GIVEN TEXT:

========================================================================

This is an announcement. 


Out of all the places I could have put an announcement, I will admit that it probably doesn't make the most logistical sense to put it here. 


If I'd had the opportunity to put it somewhere that makes more sense for announcing things, such as Facebook or Twitter, I promise you I would have done that. However—and please don't become too distracted by this—but the vast majority of my social media accounts were hacked sometime back by an extremely persistent individual or entity whom I have thus far been unsuccessful at defeating, so I do not currently have anywhere else to put this. 


Moving on. 


As we discussed, there is an announcement. Soon it will be upon us. But first, a warm-up announcement: 



I told you this because I thought it might lend some credibility to the actual announcement, which is that I wrote a second book. For real this time. The book is finished. It has 518 pages. There is no going back at this point. There's a super official book page and everything.

========================================================================

REQUIRED TASKS:
- A) Please answer these about the announcement post, one line each:
(i) Which two sites does the writer name as making more sense for announcing things?
(ii) What is the actual announcement?
(iii) How many pages does the finished book have?
- B) In one to three sentences, explain why the announcement post appears where it does instead of on Facebook or Twitter, using the reason the post itself gives.
- C) Write a continuation of the announcement post about the second book, starting right after its last sentence.

========================================================================

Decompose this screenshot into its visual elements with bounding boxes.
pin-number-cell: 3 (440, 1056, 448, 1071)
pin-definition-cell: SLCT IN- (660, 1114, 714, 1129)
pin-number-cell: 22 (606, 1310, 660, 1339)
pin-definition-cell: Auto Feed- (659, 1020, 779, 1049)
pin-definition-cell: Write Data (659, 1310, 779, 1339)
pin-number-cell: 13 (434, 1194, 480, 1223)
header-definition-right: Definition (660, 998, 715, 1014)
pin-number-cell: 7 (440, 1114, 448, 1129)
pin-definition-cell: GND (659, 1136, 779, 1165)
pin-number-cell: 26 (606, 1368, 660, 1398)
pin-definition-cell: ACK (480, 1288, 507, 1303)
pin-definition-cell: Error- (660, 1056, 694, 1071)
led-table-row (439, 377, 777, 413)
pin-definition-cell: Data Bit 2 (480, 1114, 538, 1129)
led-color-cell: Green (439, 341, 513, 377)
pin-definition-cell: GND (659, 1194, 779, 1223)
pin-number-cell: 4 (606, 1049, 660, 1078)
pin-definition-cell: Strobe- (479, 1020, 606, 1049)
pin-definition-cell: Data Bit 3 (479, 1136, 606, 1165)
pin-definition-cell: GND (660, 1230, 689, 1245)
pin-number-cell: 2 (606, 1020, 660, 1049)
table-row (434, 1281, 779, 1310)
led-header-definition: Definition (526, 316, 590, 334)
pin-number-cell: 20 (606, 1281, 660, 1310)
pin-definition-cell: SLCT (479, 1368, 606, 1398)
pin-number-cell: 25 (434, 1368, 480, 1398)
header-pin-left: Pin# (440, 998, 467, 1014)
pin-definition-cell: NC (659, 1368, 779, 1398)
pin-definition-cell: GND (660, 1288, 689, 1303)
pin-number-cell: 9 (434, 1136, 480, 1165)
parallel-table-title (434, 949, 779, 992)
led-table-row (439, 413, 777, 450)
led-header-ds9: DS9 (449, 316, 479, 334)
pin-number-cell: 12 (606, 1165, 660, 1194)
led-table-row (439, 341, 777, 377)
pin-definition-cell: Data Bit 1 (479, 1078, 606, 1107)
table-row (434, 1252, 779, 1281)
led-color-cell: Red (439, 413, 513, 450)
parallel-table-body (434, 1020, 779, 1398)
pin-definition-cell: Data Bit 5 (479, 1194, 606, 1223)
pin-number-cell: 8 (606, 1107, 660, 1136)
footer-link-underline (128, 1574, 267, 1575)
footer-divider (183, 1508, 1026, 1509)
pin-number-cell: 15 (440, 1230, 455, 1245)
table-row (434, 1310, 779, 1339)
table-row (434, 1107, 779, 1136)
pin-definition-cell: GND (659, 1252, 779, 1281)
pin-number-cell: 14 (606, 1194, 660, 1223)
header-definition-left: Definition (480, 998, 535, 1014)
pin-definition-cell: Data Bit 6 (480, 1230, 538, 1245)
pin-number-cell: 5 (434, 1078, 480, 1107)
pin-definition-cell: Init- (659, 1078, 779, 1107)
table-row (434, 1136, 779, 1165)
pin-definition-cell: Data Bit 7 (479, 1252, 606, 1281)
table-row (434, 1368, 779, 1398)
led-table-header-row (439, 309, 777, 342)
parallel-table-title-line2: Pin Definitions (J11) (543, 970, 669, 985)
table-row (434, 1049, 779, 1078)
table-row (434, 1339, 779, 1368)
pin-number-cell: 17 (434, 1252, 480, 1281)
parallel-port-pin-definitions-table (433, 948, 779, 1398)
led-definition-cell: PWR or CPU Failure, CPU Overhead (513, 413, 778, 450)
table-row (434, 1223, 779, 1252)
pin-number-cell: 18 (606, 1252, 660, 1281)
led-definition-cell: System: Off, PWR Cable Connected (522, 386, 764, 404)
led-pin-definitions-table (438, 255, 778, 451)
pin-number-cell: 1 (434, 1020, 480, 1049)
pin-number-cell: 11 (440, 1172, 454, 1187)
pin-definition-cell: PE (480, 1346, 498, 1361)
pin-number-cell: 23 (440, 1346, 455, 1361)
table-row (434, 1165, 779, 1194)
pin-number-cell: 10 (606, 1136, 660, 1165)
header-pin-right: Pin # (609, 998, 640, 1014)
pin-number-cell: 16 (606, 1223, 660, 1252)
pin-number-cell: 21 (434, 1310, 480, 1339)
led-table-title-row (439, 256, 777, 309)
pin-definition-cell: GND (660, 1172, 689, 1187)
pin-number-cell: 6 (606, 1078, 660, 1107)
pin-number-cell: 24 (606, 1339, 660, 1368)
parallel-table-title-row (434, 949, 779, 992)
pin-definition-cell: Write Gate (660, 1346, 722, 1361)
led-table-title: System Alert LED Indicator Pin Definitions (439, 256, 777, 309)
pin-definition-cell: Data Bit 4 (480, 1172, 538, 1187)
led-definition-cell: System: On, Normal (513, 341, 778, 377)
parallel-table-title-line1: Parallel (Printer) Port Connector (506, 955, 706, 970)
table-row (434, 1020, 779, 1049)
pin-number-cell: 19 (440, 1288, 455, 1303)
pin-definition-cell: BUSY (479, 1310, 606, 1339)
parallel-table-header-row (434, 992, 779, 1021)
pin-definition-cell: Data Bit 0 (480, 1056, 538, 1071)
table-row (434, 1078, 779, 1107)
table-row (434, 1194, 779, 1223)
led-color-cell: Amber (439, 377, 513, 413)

========================================================================

TASK-BY-TASK OUTPUTS:
- A)
(i) Facebook and Twitter.
(ii) The writer has written a second book.
(iii) 518 pages.

- B) Most of the writer's social media accounts were hacked some time back by an extremely persistent individual or entity that the writer has not yet managed to defeat. As a result, the writer currently has nowhere else to put the announcement.

- C)
As is tradition, a variety of ordering experiences are available.


For example, if you wish to be taken directly to the book page with no extra fanfare, please click the regular button:



If you wish to use a larger button to go directly to the book page, please click the big button: 



If you wish to have a more difficult experience, the hard button is for you: 



If you do not wish to interact with the book any further, please follow this button to safety: 



If you want to feel slightly weirder than you currently do before visiting the book page, please click here: 



If you wish for me to apologize for writing the book and/or for the bird collage, that option is also available:



If you just want to click a bunch of buttons, please go here: 



---------------------------------------------------------------------------------


Okay. The announcement is complete. We may now proceed to the bonus phase.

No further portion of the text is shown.